◆ TASK DIRECTIONS
Collect all lines from the listing that include the string "percent".

◆ Records from a collection of figures
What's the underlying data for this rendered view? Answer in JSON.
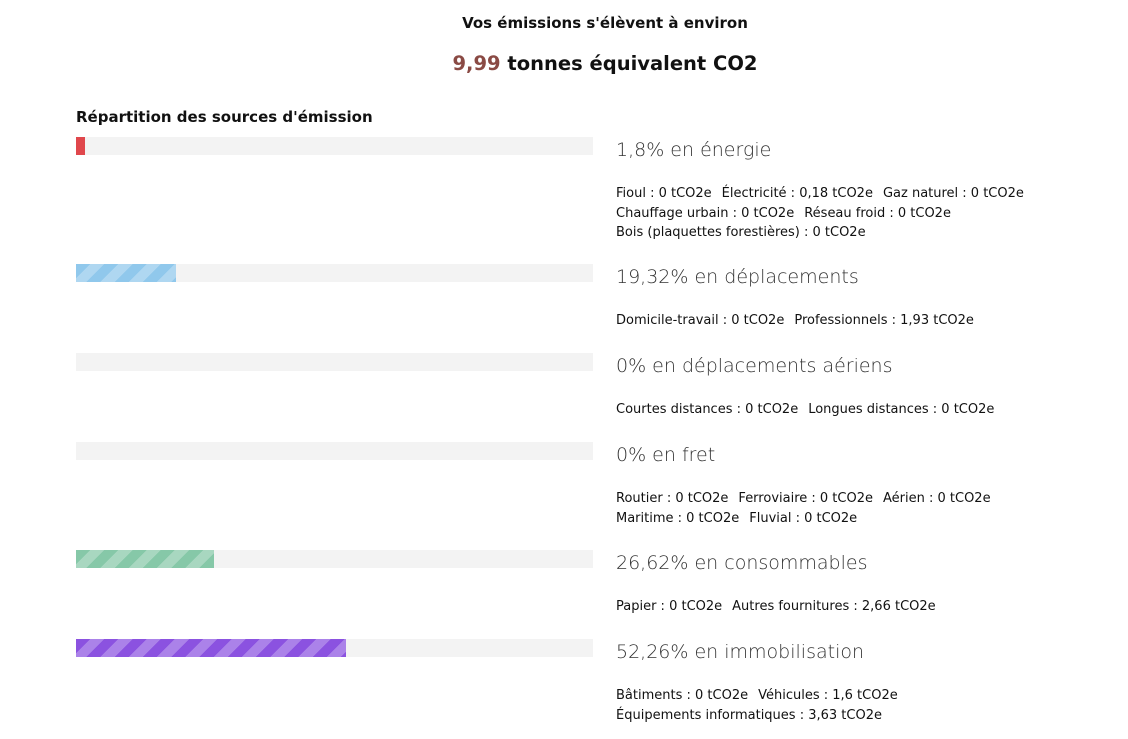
{
  "header": {
    "intro": "Vos émissions s'élèvent à environ",
    "total_value": "9,99",
    "total_unit": "tonnes équivalent CO2"
  },
  "section_title": "Répartition des sources d'émission",
  "colors": {
    "accent": "#8a4a44",
    "energie": "#e0474c",
    "deplacements": "#90c8ec",
    "aeriens": "#cccccc",
    "fret": "#cccccc",
    "consommables": "#86c8a8",
    "immobilisation": "#8b52e0"
  },
  "categories": [
    {
      "key": "energie",
      "title": "1,8% en énergie",
      "percent": 1.8,
      "details": [
        "Fioul : 0 tCO2e",
        "Électricité : 0,18 tCO2e",
        "Gaz naturel : 0 tCO2e",
        "Chauffage urbain : 0 tCO2e",
        "Réseau froid : 0 tCO2e",
        "Bois (plaquettes forestières) : 0 tCO2e"
      ]
    },
    {
      "key": "deplacements",
      "title": "19,32% en déplacements",
      "percent": 19.32,
      "details": [
        "Domicile-travail : 0 tCO2e",
        "Professionnels : 1,93 tCO2e"
      ]
    },
    {
      "key": "aeriens",
      "title": "0% en déplacements aériens",
      "percent": 0,
      "details": [
        "Courtes distances : 0 tCO2e",
        "Longues distances : 0 tCO2e"
      ]
    },
    {
      "key": "fret",
      "title": "0% en fret",
      "percent": 0,
      "details": [
        "Routier : 0 tCO2e",
        "Ferroviaire : 0 tCO2e",
        "Aérien : 0 tCO2e",
        "Maritime : 0 tCO2e",
        "Fluvial : 0 tCO2e"
      ]
    },
    {
      "key": "consommables",
      "title": "26,62% en consommables",
      "percent": 26.62,
      "details": [
        "Papier : 0 tCO2e",
        "Autres fournitures : 2,66 tCO2e"
      ]
    },
    {
      "key": "immobilisation",
      "title": "52,26% en immobilisation",
      "percent": 52.26,
      "details": [
        "Bâtiments : 0 tCO2e",
        "Véhicules : 1,6 tCO2e",
        "Équipements informatiques : 3,63 tCO2e"
      ]
    }
  ]
}
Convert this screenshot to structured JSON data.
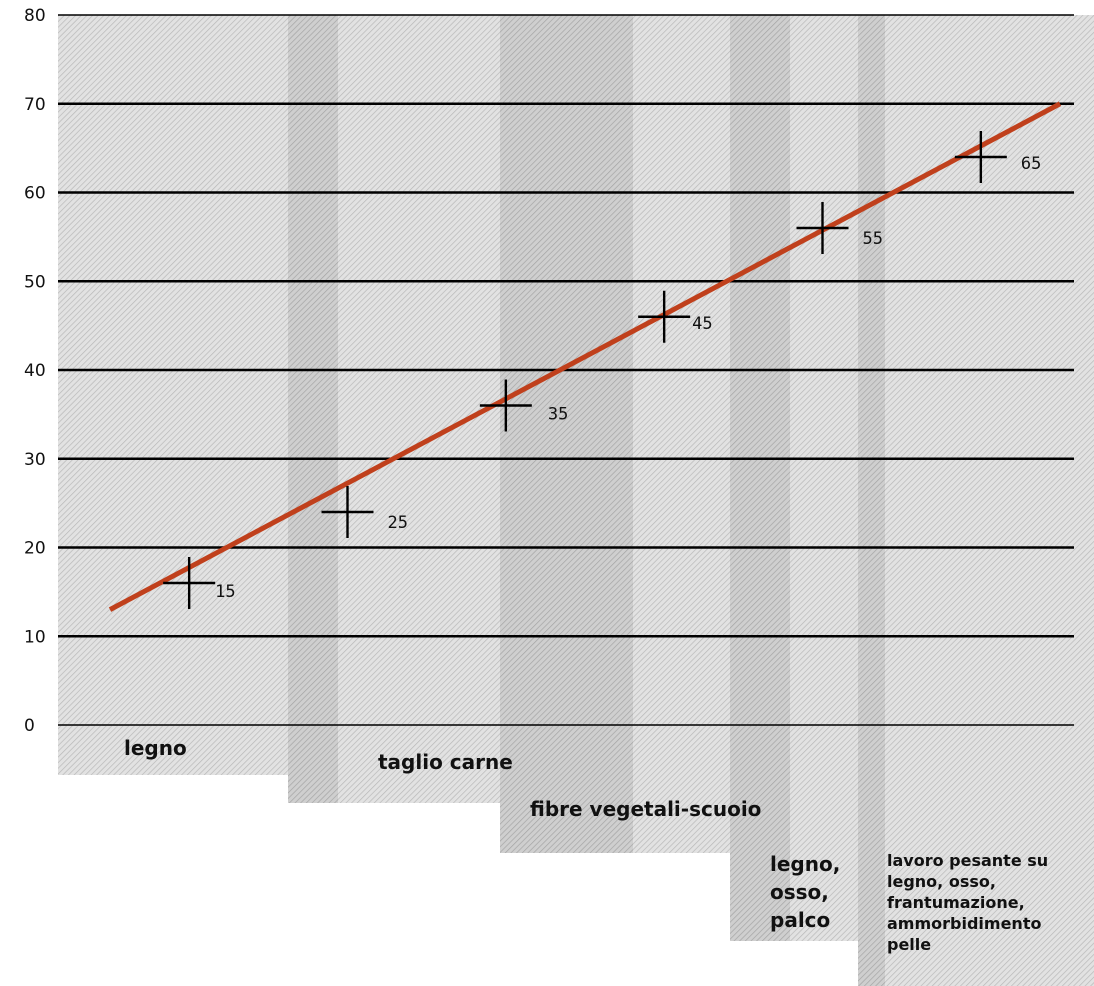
{
  "chart_data": {
    "type": "line",
    "ylim": [
      0,
      80
    ],
    "yticks": [
      "0",
      "10",
      "20",
      "30",
      "40",
      "50",
      "60",
      "70",
      "80"
    ],
    "grid": true,
    "trend_line": {
      "start": [
        0.5,
        13
      ],
      "end": [
        6.5,
        70
      ],
      "color": "#c0401c"
    },
    "points": [
      {
        "x": 1,
        "y": 16,
        "label": "15"
      },
      {
        "x": 2,
        "y": 24,
        "label": "25"
      },
      {
        "x": 3,
        "y": 36,
        "label": "35"
      },
      {
        "x": 4,
        "y": 46,
        "label": "45"
      },
      {
        "x": 5,
        "y": 56,
        "label": "55"
      },
      {
        "x": 6,
        "y": 64,
        "label": "65"
      }
    ],
    "bands": [
      {
        "text": "legno"
      },
      {
        "text": "taglio carne"
      },
      {
        "text": "fibre vegetali-scuoio"
      },
      {
        "text": "legno,\nosso,\npalco"
      },
      {
        "text": "lavoro pesante su\nlegno, osso,\nfrantumazione,\nammorbidimento\npelle"
      }
    ]
  }
}
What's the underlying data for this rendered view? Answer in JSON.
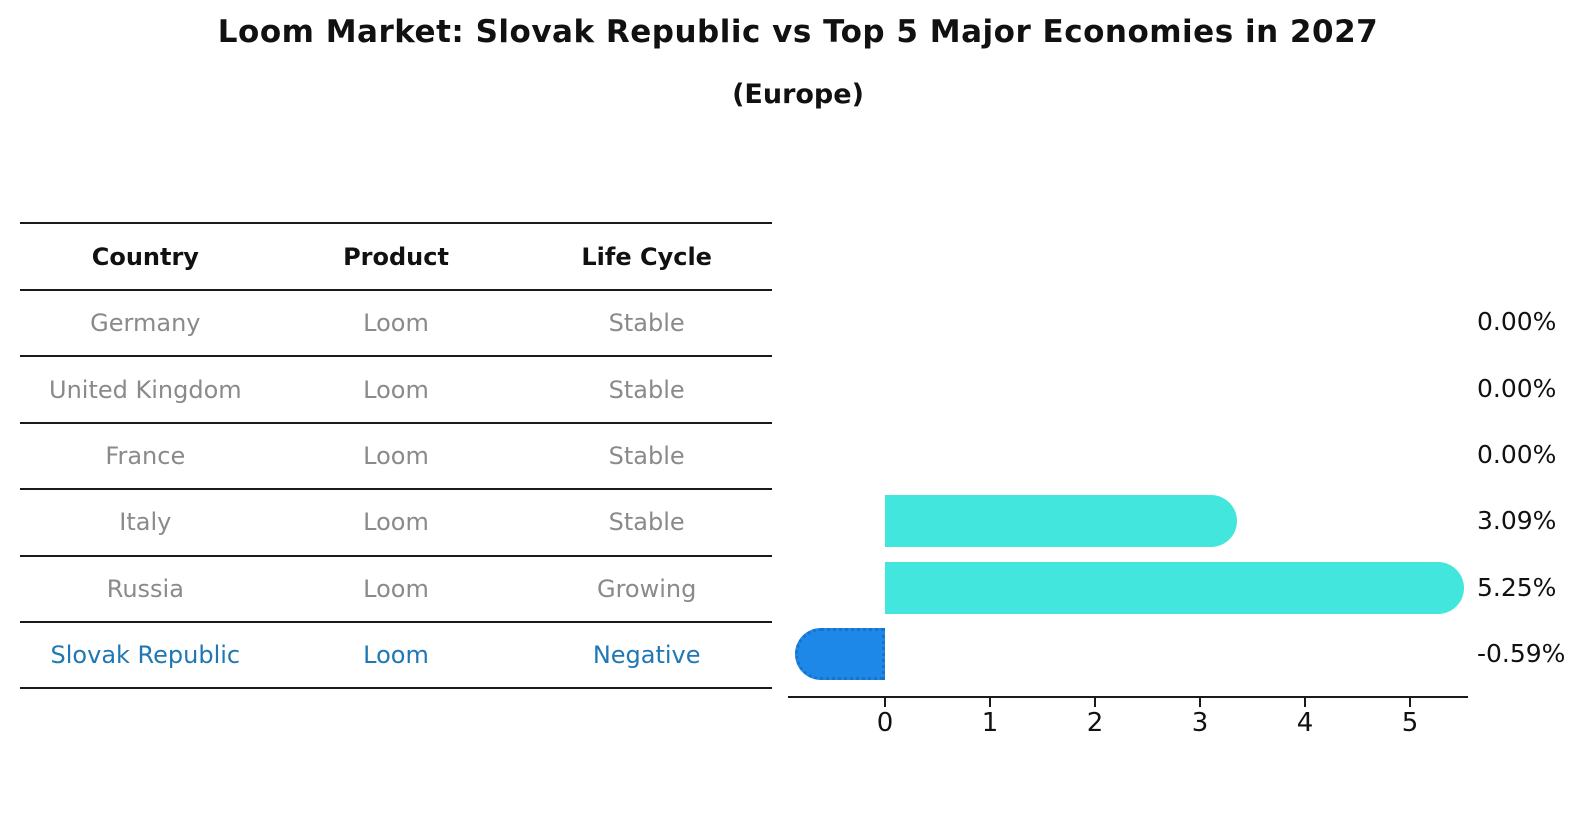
{
  "title": "Loom Market: Slovak Republic vs Top 5 Major Economies in 2027",
  "subtitle": "(Europe)",
  "table": {
    "headers": [
      "Country",
      "Product",
      "Life Cycle"
    ],
    "rows": [
      {
        "country": "Germany",
        "product": "Loom",
        "life_cycle": "Stable",
        "highlight": false
      },
      {
        "country": "United Kingdom",
        "product": "Loom",
        "life_cycle": "Stable",
        "highlight": false
      },
      {
        "country": "France",
        "product": "Loom",
        "life_cycle": "Stable",
        "highlight": false
      },
      {
        "country": "Italy",
        "product": "Loom",
        "life_cycle": "Stable",
        "highlight": false
      },
      {
        "country": "Russia",
        "product": "Loom",
        "life_cycle": "Growing",
        "highlight": false
      },
      {
        "country": "Slovak Republic",
        "product": "Loom",
        "life_cycle": "Negative",
        "highlight": true
      }
    ]
  },
  "chart_data": {
    "type": "bar",
    "orientation": "horizontal",
    "title": "Loom Market: Slovak Republic vs Top 5 Major Economies in 2027",
    "subtitle": "(Europe)",
    "categories": [
      "Germany",
      "United Kingdom",
      "France",
      "Italy",
      "Russia",
      "Slovak Republic"
    ],
    "values": [
      0.0,
      0.0,
      0.0,
      3.09,
      5.25,
      -0.59
    ],
    "value_labels": [
      "0.00%",
      "0.00%",
      "0.00%",
      "3.09%",
      "5.25%",
      "-0.59%"
    ],
    "x_ticks": [
      0,
      1,
      2,
      3,
      4,
      5
    ],
    "xlim": [
      -0.88,
      5.54
    ],
    "xlabel": "",
    "ylabel": "",
    "grid": false,
    "legend": false
  },
  "colors": {
    "bar_positive": "#43E6DC",
    "bar_negative": "#1E88E8",
    "bar_negative_border": "#1873CC",
    "highlight_text": "#1f77b4",
    "table_text": "#8a8a8a",
    "heading_text": "#111111",
    "axis": "#1a1a1a"
  }
}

◆ TASK RESPONSE
      "percent": 1.8,
      "percent": 19.32,
      "percent": 0,
      "percent": 0,
      "percent": 26.62,
      "percent": 52.26,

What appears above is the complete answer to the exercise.